Stored items from a collection
--------------------
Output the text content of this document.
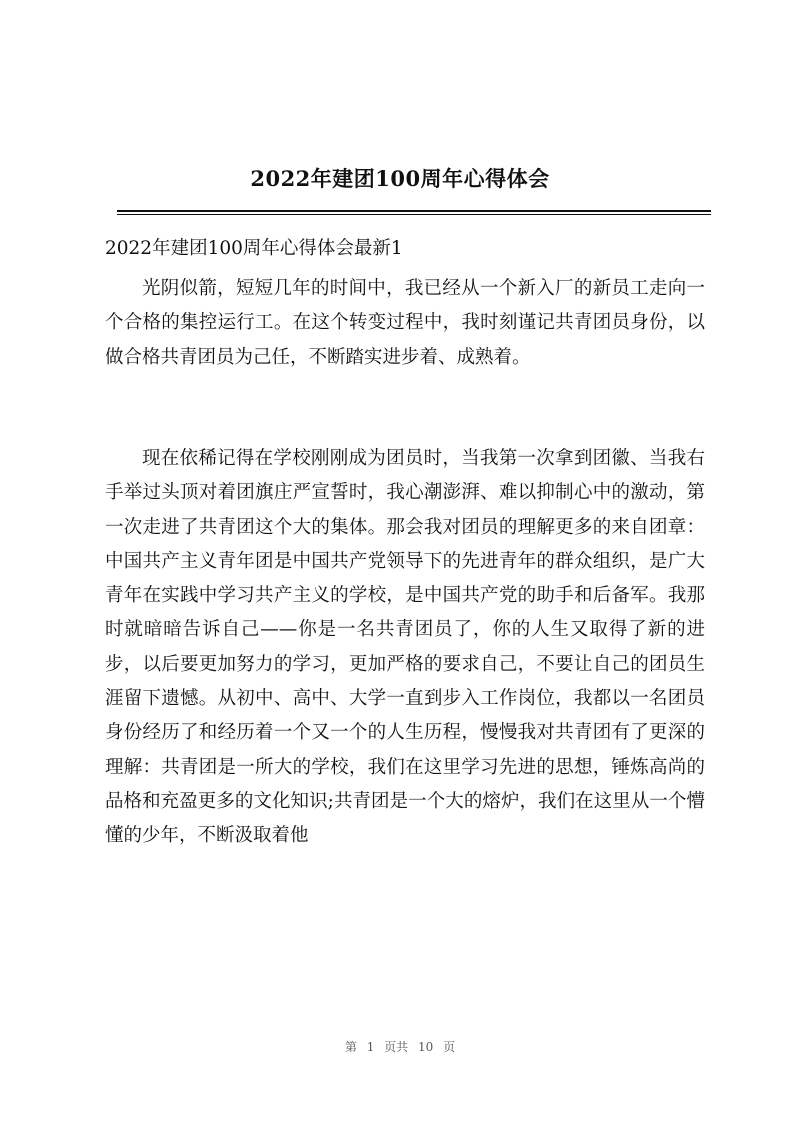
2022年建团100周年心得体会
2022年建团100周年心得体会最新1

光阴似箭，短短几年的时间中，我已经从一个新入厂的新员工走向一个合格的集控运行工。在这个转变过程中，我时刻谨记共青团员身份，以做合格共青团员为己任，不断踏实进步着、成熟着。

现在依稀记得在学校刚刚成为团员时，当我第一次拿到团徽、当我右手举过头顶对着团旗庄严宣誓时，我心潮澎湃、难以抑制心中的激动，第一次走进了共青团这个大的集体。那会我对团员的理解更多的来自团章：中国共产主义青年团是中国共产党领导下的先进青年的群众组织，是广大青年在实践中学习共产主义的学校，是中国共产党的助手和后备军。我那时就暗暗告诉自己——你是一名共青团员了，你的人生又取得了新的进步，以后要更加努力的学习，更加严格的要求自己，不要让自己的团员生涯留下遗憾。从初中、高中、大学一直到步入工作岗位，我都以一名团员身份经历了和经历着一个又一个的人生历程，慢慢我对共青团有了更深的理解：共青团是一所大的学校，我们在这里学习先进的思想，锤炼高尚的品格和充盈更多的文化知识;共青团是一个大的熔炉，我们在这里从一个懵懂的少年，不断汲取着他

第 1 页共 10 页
--------------------
» **The task**:
Return the records exactly. Don't carry the pictures over.

» **Answer**:
Output the text content of this document.
2022年建团100周年心得体会
2022年建团100周年心得体会最新1

光阴似箭，短短几年的时间中，我已经从一个新入厂的新员工走向一个合格的集控运行工。在这个转变过程中，我时刻谨记共青团员身份，以做合格共青团员为己任，不断踏实进步着、成熟着。

现在依稀记得在学校刚刚成为团员时，当我第一次拿到团徽、当我右手举过头顶对着团旗庄严宣誓时，我心潮澎湃、难以抑制心中的激动，第一次走进了共青团这个大的集体。那会我对团员的理解更多的来自团章：中国共产主义青年团是中国共产党领导下的先进青年的群众组织，是广大青年在实践中学习共产主义的学校，是中国共产党的助手和后备军。我那时就暗暗告诉自己——你是一名共青团员了，你的人生又取得了新的进步，以后要更加努力的学习，更加严格的要求自己，不要让自己的团员生涯留下遗憾。从初中、高中、大学一直到步入工作岗位，我都以一名团员身份经历了和经历着一个又一个的人生历程，慢慢我对共青团有了更深的理解：共青团是一所大的学校，我们在这里学习先进的思想，锤炼高尚的品格和充盈更多的文化知识;共青团是一个大的熔炉，我们在这里从一个懵懂的少年，不断汲取着他

第 1 页共 10 页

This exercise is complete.